▶ **Task to carry out**
Read through the data and report every line in which the word "equipment" occurs.

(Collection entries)

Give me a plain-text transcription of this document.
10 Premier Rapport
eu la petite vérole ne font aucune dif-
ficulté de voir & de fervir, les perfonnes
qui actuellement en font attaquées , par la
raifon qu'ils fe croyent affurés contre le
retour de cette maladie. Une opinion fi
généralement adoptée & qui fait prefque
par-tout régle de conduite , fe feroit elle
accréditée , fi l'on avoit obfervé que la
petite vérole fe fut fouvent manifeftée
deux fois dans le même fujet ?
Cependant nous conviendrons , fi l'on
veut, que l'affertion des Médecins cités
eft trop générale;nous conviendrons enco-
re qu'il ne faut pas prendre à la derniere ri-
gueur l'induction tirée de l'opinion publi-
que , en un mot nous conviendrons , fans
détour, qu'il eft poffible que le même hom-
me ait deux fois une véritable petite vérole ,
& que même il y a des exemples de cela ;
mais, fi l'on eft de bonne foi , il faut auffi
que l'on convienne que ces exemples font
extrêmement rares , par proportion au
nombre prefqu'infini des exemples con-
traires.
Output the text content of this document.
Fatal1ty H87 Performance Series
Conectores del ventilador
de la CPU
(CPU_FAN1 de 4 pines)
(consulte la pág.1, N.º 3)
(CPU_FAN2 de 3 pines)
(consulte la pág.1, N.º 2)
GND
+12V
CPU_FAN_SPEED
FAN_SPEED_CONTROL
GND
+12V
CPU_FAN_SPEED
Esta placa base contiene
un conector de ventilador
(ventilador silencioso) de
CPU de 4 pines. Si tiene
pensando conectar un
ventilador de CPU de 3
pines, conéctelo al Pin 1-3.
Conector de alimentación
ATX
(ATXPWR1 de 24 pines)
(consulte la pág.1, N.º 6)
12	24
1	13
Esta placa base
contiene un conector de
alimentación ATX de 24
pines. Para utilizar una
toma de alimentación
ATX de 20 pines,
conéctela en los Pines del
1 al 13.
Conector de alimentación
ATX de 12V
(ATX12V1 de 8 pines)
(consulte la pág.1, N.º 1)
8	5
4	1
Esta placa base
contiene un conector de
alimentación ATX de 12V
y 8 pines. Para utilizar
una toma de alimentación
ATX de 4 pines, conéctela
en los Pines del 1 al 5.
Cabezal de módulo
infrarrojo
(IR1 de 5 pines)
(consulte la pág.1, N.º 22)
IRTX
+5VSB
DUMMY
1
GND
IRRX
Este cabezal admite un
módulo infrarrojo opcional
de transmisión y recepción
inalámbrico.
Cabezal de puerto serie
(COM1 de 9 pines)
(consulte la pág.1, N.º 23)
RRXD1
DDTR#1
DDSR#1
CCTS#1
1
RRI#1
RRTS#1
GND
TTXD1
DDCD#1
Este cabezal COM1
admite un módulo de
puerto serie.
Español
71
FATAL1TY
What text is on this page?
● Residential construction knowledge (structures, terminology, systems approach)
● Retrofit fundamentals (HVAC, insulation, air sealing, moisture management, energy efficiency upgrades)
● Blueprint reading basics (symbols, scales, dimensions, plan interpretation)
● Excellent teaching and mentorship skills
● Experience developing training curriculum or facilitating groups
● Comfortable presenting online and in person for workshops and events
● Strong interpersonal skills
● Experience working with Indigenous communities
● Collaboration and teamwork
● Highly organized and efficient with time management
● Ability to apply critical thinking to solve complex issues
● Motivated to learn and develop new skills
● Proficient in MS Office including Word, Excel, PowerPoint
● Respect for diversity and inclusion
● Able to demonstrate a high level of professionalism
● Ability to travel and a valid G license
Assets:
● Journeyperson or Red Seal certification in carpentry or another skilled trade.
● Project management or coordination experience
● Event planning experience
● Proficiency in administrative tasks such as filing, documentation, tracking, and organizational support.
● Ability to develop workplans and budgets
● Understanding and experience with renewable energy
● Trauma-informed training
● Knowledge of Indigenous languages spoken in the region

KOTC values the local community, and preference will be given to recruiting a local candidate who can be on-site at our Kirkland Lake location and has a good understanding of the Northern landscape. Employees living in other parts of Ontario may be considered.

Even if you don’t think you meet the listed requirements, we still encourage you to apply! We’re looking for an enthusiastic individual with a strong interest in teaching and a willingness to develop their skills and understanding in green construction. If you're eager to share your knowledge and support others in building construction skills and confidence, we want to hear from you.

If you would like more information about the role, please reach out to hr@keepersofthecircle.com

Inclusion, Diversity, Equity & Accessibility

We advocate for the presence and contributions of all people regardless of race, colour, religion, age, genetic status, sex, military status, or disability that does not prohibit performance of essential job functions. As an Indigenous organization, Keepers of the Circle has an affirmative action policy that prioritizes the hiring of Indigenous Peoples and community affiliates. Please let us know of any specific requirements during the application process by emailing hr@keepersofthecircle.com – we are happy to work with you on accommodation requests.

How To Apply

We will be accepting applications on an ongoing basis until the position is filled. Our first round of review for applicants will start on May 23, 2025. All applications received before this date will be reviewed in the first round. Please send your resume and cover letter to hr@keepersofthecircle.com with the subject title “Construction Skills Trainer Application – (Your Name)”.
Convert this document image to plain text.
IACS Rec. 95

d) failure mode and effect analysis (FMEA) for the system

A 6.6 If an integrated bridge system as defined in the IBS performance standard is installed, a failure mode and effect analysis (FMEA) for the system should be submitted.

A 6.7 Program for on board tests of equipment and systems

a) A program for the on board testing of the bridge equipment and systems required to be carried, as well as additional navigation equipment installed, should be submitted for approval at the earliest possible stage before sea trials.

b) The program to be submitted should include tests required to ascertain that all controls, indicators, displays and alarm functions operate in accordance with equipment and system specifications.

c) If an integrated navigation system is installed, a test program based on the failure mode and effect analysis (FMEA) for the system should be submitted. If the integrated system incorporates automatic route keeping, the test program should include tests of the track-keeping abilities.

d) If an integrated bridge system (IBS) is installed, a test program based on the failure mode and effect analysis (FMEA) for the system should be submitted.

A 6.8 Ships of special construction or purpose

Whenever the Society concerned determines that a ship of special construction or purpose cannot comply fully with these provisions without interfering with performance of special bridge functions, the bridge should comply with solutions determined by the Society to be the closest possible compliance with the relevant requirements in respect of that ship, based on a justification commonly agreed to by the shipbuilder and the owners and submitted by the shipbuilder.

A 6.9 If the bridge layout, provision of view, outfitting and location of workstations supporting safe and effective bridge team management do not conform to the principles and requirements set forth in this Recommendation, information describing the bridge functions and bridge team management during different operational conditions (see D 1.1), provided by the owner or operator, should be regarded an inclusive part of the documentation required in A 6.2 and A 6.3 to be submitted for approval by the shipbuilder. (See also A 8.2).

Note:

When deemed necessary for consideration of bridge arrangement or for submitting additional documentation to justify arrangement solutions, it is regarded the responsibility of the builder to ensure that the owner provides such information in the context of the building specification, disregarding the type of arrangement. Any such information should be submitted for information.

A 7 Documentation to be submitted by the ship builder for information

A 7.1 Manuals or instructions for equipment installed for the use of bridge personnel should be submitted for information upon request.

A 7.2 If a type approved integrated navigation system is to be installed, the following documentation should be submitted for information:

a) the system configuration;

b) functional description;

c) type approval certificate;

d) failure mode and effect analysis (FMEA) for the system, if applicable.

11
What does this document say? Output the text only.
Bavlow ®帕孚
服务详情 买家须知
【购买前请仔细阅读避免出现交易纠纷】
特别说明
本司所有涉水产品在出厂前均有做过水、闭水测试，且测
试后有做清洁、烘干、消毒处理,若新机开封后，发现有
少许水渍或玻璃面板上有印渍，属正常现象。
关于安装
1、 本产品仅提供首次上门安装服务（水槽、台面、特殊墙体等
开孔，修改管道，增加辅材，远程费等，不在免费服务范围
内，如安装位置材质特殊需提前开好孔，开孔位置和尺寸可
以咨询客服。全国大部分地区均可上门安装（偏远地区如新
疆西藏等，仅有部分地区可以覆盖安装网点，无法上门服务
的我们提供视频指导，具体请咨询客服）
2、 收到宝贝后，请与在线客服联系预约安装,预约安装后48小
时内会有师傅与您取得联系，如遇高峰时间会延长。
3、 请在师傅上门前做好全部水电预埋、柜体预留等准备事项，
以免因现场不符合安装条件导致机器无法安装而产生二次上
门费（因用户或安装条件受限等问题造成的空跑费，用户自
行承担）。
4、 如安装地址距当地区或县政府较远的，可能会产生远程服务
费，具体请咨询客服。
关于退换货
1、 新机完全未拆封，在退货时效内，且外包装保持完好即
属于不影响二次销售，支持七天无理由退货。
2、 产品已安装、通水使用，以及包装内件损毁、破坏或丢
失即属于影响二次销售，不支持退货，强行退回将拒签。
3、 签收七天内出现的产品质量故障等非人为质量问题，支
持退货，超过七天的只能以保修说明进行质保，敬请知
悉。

▶ **Expected answer**
A 6.7 Program for on board tests of equipment and systems
a) A program for the on board testing of the bridge equipment and systems required to be carried, as well as additional navigation equipment installed, should be submitted for approval at the earliest possible stage before sea trials.
b) The program to be submitted should include tests required to ascertain that all controls, indicators, displays and alarm functions operate in accordance with equipment and system specifications.
A 7.1 Manuals or instructions for equipment installed for the use of bridge personnel should be submitted for information upon request.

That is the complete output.